-- DATASET ENTRIES start --
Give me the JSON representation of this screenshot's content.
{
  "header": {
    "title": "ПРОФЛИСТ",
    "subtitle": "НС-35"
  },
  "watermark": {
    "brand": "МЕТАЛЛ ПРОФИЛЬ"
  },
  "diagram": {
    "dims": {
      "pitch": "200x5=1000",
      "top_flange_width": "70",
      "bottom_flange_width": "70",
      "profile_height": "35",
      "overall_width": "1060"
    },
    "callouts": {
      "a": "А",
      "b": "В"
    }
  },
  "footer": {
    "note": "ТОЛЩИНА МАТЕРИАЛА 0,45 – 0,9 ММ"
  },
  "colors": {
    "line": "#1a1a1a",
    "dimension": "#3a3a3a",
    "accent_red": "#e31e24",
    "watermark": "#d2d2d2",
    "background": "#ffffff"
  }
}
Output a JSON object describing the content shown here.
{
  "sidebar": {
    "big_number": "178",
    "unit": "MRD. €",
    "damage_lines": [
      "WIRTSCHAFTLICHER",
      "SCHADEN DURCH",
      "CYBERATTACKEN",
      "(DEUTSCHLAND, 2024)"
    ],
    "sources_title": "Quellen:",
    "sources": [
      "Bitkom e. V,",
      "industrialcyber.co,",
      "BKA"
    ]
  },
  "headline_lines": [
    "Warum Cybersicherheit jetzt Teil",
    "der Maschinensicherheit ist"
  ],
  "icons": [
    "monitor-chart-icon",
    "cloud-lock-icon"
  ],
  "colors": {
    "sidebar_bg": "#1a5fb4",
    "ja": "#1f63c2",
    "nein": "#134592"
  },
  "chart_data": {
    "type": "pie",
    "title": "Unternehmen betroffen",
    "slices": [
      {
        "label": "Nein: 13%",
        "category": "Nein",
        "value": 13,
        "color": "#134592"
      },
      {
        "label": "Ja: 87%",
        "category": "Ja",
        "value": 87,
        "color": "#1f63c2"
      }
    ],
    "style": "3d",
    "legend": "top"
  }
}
-- DATASET ENTRIES end --
● **WHAT IS ASKED**: Reproduce the complete data exactly as presented above.

● **RESULT**:
Give me the JSON representation of this screenshot's content.
{
  "header": {
    "title": "ПРОФЛИСТ",
    "subtitle": "НС-35"
  },
  "watermark": {
    "brand": "МЕТАЛЛ ПРОФИЛЬ"
  },
  "diagram": {
    "dims": {
      "pitch": "200x5=1000",
      "top_flange_width": "70",
      "bottom_flange_width": "70",
      "profile_height": "35",
      "overall_width": "1060"
    },
    "callouts": {
      "a": "А",
      "b": "В"
    }
  },
  "footer": {
    "note": "ТОЛЩИНА МАТЕРИАЛА 0,45 – 0,9 ММ"
  },
  "colors": {
    "line": "#1a1a1a",
    "dimension": "#3a3a3a",
    "accent_red": "#e31e24",
    "watermark": "#d2d2d2",
    "background": "#ffffff"
  }
}
Output a JSON object describing the content shown here.
{
  "sidebar": {
    "big_number": "178",
    "unit": "MRD. €",
    "damage_lines": [
      "WIRTSCHAFTLICHER",
      "SCHADEN DURCH",
      "CYBERATTACKEN",
      "(DEUTSCHLAND, 2024)"
    ],
    "sources_title": "Quellen:",
    "sources": [
      "Bitkom e. V,",
      "industrialcyber.co,",
      "BKA"
    ]
  },
  "headline_lines": [
    "Warum Cybersicherheit jetzt Teil",
    "der Maschinensicherheit ist"
  ],
  "icons": [
    "monitor-chart-icon",
    "cloud-lock-icon"
  ],
  "colors": {
    "sidebar_bg": "#1a5fb4",
    "ja": "#1f63c2",
    "nein": "#134592"
  },
  "chart_data": {
    "type": "pie",
    "title": "Unternehmen betroffen",
    "slices": [
      {
        "label": "Nein: 13%",
        "category": "Nein",
        "value": 13,
        "color": "#134592"
      },
      {
        "label": "Ja: 87%",
        "category": "Ja",
        "value": 87,
        "color": "#1f63c2"
      }
    ],
    "style": "3d",
    "legend": "top"
  }
}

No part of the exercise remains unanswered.